_What you have to do_
Scan the records below for lines with the word "JSON", then state how many you find and nothing else.
— Start —
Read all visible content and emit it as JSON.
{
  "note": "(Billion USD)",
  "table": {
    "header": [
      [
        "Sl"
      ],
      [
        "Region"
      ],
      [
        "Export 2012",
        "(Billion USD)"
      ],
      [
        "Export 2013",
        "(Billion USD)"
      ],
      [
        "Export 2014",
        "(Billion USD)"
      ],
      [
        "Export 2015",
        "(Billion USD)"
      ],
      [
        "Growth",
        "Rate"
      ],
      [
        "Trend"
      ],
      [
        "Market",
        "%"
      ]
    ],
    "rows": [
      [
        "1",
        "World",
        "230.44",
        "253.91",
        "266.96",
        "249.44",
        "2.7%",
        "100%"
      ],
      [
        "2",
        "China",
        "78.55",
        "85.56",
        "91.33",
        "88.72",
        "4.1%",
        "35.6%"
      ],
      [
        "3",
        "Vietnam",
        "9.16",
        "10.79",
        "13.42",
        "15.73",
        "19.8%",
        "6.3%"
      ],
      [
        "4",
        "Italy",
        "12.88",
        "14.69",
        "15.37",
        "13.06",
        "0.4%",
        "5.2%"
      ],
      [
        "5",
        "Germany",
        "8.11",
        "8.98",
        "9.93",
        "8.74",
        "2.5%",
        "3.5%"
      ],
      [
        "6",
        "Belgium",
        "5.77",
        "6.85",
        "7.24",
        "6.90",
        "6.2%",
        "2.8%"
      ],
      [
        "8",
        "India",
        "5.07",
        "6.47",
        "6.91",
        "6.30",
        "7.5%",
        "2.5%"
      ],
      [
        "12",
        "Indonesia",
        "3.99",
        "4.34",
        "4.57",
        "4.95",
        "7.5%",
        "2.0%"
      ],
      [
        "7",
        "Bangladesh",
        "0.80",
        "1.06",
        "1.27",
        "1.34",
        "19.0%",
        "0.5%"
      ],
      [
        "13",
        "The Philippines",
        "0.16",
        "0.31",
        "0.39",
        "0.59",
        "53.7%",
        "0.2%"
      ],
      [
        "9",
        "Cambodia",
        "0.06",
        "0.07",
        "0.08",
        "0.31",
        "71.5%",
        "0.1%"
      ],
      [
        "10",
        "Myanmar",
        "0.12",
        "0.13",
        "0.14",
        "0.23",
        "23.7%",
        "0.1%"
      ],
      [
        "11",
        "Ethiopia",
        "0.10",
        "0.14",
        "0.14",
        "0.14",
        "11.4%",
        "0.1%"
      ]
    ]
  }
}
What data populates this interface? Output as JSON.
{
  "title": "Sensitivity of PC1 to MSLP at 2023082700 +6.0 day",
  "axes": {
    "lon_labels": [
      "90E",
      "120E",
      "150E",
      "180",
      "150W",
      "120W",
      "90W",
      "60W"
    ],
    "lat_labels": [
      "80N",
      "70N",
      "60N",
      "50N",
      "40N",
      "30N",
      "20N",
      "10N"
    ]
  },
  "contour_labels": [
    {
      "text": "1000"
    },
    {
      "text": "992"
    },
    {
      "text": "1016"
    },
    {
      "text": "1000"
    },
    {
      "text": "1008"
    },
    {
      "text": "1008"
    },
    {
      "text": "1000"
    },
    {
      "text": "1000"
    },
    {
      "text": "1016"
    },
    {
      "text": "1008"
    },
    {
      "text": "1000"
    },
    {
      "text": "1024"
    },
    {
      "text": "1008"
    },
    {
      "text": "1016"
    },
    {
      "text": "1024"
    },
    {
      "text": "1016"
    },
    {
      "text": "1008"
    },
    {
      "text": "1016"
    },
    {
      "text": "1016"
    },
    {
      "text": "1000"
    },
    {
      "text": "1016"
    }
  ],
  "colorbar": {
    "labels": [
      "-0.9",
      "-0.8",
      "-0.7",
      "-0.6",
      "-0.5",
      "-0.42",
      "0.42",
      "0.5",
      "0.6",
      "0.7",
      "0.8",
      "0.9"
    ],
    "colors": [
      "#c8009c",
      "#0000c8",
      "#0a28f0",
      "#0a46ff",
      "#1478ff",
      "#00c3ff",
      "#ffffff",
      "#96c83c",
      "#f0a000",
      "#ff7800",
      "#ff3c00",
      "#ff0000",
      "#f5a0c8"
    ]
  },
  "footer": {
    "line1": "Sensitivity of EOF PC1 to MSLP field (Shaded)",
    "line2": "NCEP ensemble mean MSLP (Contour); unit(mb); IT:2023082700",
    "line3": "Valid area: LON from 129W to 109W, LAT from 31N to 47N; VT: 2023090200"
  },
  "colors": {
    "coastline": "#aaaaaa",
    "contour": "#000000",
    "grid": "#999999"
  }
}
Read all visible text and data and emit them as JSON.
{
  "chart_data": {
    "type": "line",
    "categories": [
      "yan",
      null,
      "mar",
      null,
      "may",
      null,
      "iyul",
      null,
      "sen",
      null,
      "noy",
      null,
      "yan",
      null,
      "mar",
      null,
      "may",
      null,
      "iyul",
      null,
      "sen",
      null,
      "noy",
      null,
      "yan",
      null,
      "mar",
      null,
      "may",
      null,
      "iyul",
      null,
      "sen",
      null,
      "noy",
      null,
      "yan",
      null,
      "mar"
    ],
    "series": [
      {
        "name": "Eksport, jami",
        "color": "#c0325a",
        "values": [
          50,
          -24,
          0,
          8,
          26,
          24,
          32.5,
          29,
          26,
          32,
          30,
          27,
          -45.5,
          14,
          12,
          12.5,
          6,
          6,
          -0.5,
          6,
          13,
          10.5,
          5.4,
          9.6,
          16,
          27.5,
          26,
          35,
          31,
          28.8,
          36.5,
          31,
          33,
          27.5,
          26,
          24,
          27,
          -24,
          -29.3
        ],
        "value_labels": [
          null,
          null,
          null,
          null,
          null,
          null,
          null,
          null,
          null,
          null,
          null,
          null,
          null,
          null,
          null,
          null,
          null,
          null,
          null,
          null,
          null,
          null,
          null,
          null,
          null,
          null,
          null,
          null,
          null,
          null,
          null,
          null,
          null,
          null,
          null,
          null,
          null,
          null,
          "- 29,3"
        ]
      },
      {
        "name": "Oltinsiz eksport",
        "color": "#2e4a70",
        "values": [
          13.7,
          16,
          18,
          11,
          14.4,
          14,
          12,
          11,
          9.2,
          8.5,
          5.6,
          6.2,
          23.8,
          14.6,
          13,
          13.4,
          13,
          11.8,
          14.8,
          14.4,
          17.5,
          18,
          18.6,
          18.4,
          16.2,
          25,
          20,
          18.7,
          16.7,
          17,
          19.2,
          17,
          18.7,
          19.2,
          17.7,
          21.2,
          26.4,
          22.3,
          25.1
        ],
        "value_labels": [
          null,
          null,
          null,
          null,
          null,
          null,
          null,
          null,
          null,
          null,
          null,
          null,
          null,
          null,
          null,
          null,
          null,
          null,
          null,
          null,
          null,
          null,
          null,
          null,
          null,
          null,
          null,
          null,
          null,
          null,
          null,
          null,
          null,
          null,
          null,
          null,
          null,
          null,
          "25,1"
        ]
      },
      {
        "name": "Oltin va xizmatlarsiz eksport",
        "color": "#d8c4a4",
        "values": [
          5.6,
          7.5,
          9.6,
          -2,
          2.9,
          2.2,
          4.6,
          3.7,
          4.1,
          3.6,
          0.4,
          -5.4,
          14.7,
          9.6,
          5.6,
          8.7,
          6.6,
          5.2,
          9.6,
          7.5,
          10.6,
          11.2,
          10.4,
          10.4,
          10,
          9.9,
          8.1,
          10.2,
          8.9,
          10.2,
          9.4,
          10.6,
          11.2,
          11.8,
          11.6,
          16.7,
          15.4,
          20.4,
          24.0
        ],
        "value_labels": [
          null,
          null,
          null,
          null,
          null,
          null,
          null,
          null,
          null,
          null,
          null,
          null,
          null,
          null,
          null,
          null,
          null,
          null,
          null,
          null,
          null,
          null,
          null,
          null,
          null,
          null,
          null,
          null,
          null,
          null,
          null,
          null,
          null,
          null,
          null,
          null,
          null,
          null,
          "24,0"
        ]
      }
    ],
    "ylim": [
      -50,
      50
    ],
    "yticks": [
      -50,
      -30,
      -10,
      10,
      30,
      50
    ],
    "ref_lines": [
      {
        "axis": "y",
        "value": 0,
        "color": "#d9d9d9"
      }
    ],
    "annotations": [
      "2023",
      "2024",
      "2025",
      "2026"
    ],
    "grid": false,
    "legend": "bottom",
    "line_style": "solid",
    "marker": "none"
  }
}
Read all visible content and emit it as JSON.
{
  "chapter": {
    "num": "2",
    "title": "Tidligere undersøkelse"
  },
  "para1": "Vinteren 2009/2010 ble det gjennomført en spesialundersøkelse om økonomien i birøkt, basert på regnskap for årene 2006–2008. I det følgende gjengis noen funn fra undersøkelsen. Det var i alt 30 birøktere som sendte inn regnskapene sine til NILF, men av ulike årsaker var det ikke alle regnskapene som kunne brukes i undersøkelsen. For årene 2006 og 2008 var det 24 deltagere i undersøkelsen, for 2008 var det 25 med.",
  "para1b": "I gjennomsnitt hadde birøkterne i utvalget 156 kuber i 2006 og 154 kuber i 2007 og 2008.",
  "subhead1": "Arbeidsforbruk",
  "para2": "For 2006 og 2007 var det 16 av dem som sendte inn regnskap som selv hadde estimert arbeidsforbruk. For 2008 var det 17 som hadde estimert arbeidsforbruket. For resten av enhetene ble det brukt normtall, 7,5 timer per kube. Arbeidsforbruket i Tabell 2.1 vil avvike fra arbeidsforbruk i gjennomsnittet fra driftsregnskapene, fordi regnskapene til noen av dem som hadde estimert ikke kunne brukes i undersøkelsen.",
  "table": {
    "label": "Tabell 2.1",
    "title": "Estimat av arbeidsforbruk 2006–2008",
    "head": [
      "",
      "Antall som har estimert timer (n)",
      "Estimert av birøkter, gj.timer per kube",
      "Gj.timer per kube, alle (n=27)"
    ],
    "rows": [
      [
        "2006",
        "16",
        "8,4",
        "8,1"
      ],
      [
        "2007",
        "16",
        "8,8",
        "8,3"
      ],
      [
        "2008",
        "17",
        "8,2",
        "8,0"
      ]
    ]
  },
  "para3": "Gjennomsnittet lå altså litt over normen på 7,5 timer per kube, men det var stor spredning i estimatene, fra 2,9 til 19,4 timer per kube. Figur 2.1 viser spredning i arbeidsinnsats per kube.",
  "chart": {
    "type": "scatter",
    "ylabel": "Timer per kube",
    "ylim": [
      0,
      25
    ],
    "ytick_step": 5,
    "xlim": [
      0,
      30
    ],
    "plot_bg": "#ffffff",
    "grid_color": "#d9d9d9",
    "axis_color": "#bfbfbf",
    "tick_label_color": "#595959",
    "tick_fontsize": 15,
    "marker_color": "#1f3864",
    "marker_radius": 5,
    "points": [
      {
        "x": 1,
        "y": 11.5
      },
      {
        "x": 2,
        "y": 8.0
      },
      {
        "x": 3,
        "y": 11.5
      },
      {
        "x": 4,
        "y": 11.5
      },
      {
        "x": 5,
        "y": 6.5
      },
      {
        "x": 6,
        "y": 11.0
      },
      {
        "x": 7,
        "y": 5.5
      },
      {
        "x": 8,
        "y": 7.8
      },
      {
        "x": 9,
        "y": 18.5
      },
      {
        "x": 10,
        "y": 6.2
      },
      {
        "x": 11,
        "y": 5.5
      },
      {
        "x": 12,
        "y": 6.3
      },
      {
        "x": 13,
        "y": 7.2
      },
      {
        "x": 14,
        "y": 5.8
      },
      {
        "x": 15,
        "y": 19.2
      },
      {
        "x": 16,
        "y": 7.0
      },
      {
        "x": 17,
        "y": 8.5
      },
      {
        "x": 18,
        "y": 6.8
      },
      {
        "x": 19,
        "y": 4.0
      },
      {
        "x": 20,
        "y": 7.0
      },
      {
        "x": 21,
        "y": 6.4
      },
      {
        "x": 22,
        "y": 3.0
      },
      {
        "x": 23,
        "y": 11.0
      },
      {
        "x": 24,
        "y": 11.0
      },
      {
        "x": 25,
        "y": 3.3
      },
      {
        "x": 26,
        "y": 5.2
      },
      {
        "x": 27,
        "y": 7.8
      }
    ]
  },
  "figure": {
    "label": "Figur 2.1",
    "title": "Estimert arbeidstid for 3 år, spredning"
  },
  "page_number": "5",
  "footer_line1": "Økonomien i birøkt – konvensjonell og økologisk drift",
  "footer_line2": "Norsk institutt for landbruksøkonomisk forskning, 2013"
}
— End —
_Worked answer_
4